--- Begin Data for this task ---

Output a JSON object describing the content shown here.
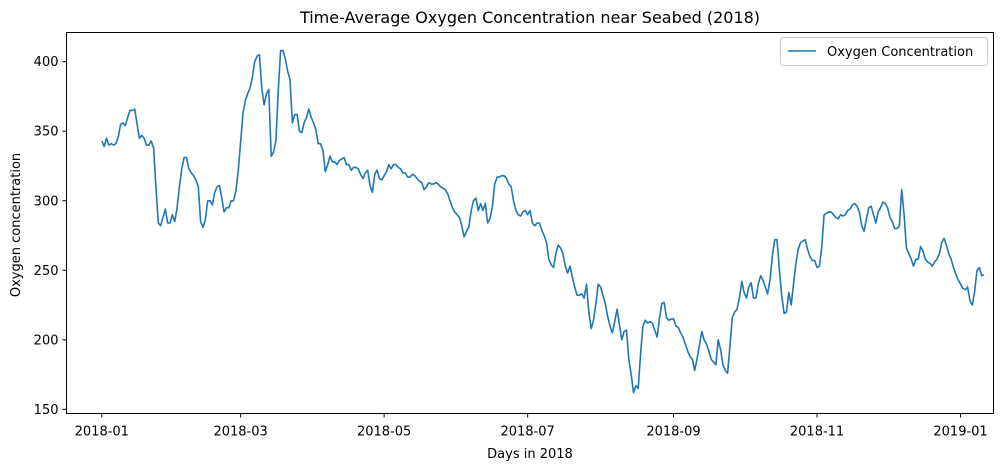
{
  "chart_data": {
    "type": "line",
    "title": "Time-Average Oxygen Concentration near Seabed (2018)",
    "xlabel": "Days in 2018",
    "ylabel": "Oxygen concentration",
    "xlim": [
      "2017-12-17",
      "2019-01-15"
    ],
    "ylim": [
      147,
      421
    ],
    "x_ticks": [
      "2018-01",
      "2018-03",
      "2018-05",
      "2018-07",
      "2018-09",
      "2018-11",
      "2019-01"
    ],
    "y_ticks": [
      150,
      200,
      250,
      300,
      350,
      400
    ],
    "grid": false,
    "legend": {
      "position": "top-right",
      "entries": [
        "Oxygen Concentration"
      ]
    },
    "series": [
      {
        "name": "Oxygen Concentration",
        "color": "#1f77b4",
        "x_start": "2018-01-01",
        "x_step_days": 1,
        "values": [
          343,
          339,
          345,
          340,
          341,
          340,
          341,
          346,
          355,
          356,
          354,
          360,
          365,
          365,
          366,
          355,
          345,
          347,
          345,
          340,
          340,
          343,
          338,
          310,
          284,
          282,
          288,
          294,
          284,
          284,
          290,
          285,
          295,
          310,
          323,
          331,
          331,
          323,
          320,
          318,
          315,
          310,
          285,
          281,
          286,
          300,
          300,
          297,
          306,
          310,
          311,
          302,
          292,
          295,
          295,
          300,
          300,
          307,
          322,
          342,
          363,
          372,
          377,
          381,
          389,
          400,
          404,
          405,
          381,
          369,
          377,
          380,
          332,
          335,
          343,
          380,
          408,
          408,
          402,
          393,
          387,
          356,
          362,
          362,
          350,
          349,
          356,
          360,
          366,
          360,
          356,
          351,
          341,
          341,
          336,
          321,
          326,
          332,
          328,
          328,
          326,
          329,
          330,
          331,
          326,
          326,
          322,
          324,
          324,
          323,
          319,
          316,
          320,
          322,
          311,
          306,
          319,
          322,
          316,
          315,
          318,
          321,
          326,
          323,
          326,
          326,
          324,
          323,
          320,
          320,
          317,
          317,
          319,
          318,
          316,
          314,
          313,
          308,
          310,
          313,
          312,
          312,
          313,
          312,
          310,
          309,
          308,
          305,
          300,
          295,
          292,
          290,
          288,
          282,
          274,
          278,
          281,
          293,
          300,
          302,
          293,
          298,
          293,
          298,
          284,
          287,
          296,
          312,
          317,
          317,
          318,
          318,
          316,
          312,
          310,
          300,
          293,
          290,
          289,
          292,
          293,
          290,
          293,
          284,
          282,
          284,
          284,
          279,
          275,
          270,
          258,
          254,
          252,
          262,
          268,
          266,
          262,
          253,
          248,
          253,
          245,
          238,
          232,
          232,
          233,
          230,
          240,
          220,
          208,
          214,
          226,
          240,
          238,
          232,
          226,
          217,
          210,
          205,
          213,
          222,
          211,
          200,
          206,
          207,
          186,
          175,
          162,
          167,
          165,
          190,
          210,
          214,
          212,
          213,
          212,
          207,
          202,
          215,
          226,
          227,
          216,
          214,
          215,
          215,
          210,
          209,
          205,
          202,
          197,
          192,
          188,
          186,
          178,
          186,
          196,
          206,
          200,
          197,
          192,
          186,
          184,
          182,
          200,
          193,
          182,
          178,
          176,
          196,
          216,
          220,
          222,
          230,
          242,
          234,
          230,
          238,
          241,
          230,
          230,
          240,
          246,
          243,
          238,
          233,
          243,
          260,
          272,
          272,
          250,
          232,
          219,
          220,
          234,
          225,
          240,
          255,
          265,
          270,
          271,
          272,
          265,
          260,
          257,
          257,
          252,
          253,
          266,
          290,
          291,
          292,
          292,
          290,
          288,
          287,
          290,
          289,
          290,
          293,
          294,
          297,
          298,
          296,
          292,
          282,
          278,
          287,
          295,
          296,
          290,
          284,
          292,
          295,
          299,
          298,
          295,
          288,
          285,
          280,
          280,
          282,
          308,
          290,
          266,
          262,
          258,
          253,
          258,
          258,
          267,
          264,
          258,
          256,
          255,
          253,
          256,
          258,
          262,
          270,
          273,
          268,
          262,
          258,
          252,
          247,
          243,
          240,
          237,
          236,
          238,
          228,
          225,
          235,
          250,
          252,
          246,
          247
        ]
      }
    ]
  }
}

--- End Data for this task ---

Goal >>
Return to the listing above and set it down exactly, leaving out its pictures.

Answer to the task >>
Output a JSON object describing the content shown here.
{
  "chart_data": {
    "type": "line",
    "title": "Time-Average Oxygen Concentration near Seabed (2018)",
    "xlabel": "Days in 2018",
    "ylabel": "Oxygen concentration",
    "xlim": [
      "2017-12-17",
      "2019-01-15"
    ],
    "ylim": [
      147,
      421
    ],
    "x_ticks": [
      "2018-01",
      "2018-03",
      "2018-05",
      "2018-07",
      "2018-09",
      "2018-11",
      "2019-01"
    ],
    "y_ticks": [
      150,
      200,
      250,
      300,
      350,
      400
    ],
    "grid": false,
    "legend": {
      "position": "top-right",
      "entries": [
        "Oxygen Concentration"
      ]
    },
    "series": [
      {
        "name": "Oxygen Concentration",
        "color": "#1f77b4",
        "x_start": "2018-01-01",
        "x_step_days": 1,
        "values": [
          343,
          339,
          345,
          340,
          341,
          340,
          341,
          346,
          355,
          356,
          354,
          360,
          365,
          365,
          366,
          355,
          345,
          347,
          345,
          340,
          340,
          343,
          338,
          310,
          284,
          282,
          288,
          294,
          284,
          284,
          290,
          285,
          295,
          310,
          323,
          331,
          331,
          323,
          320,
          318,
          315,
          310,
          285,
          281,
          286,
          300,
          300,
          297,
          306,
          310,
          311,
          302,
          292,
          295,
          295,
          300,
          300,
          307,
          322,
          342,
          363,
          372,
          377,
          381,
          389,
          400,
          404,
          405,
          381,
          369,
          377,
          380,
          332,
          335,
          343,
          380,
          408,
          408,
          402,
          393,
          387,
          356,
          362,
          362,
          350,
          349,
          356,
          360,
          366,
          360,
          356,
          351,
          341,
          341,
          336,
          321,
          326,
          332,
          328,
          328,
          326,
          329,
          330,
          331,
          326,
          326,
          322,
          324,
          324,
          323,
          319,
          316,
          320,
          322,
          311,
          306,
          319,
          322,
          316,
          315,
          318,
          321,
          326,
          323,
          326,
          326,
          324,
          323,
          320,
          320,
          317,
          317,
          319,
          318,
          316,
          314,
          313,
          308,
          310,
          313,
          312,
          312,
          313,
          312,
          310,
          309,
          308,
          305,
          300,
          295,
          292,
          290,
          288,
          282,
          274,
          278,
          281,
          293,
          300,
          302,
          293,
          298,
          293,
          298,
          284,
          287,
          296,
          312,
          317,
          317,
          318,
          318,
          316,
          312,
          310,
          300,
          293,
          290,
          289,
          292,
          293,
          290,
          293,
          284,
          282,
          284,
          284,
          279,
          275,
          270,
          258,
          254,
          252,
          262,
          268,
          266,
          262,
          253,
          248,
          253,
          245,
          238,
          232,
          232,
          233,
          230,
          240,
          220,
          208,
          214,
          226,
          240,
          238,
          232,
          226,
          217,
          210,
          205,
          213,
          222,
          211,
          200,
          206,
          207,
          186,
          175,
          162,
          167,
          165,
          190,
          210,
          214,
          212,
          213,
          212,
          207,
          202,
          215,
          226,
          227,
          216,
          214,
          215,
          215,
          210,
          209,
          205,
          202,
          197,
          192,
          188,
          186,
          178,
          186,
          196,
          206,
          200,
          197,
          192,
          186,
          184,
          182,
          200,
          193,
          182,
          178,
          176,
          196,
          216,
          220,
          222,
          230,
          242,
          234,
          230,
          238,
          241,
          230,
          230,
          240,
          246,
          243,
          238,
          233,
          243,
          260,
          272,
          272,
          250,
          232,
          219,
          220,
          234,
          225,
          240,
          255,
          265,
          270,
          271,
          272,
          265,
          260,
          257,
          257,
          252,
          253,
          266,
          290,
          291,
          292,
          292,
          290,
          288,
          287,
          290,
          289,
          290,
          293,
          294,
          297,
          298,
          296,
          292,
          282,
          278,
          287,
          295,
          296,
          290,
          284,
          292,
          295,
          299,
          298,
          295,
          288,
          285,
          280,
          280,
          282,
          308,
          290,
          266,
          262,
          258,
          253,
          258,
          258,
          267,
          264,
          258,
          256,
          255,
          253,
          256,
          258,
          262,
          270,
          273,
          268,
          262,
          258,
          252,
          247,
          243,
          240,
          237,
          236,
          238,
          228,
          225,
          235,
          250,
          252,
          246,
          247
        ]
      }
    ]
  }
}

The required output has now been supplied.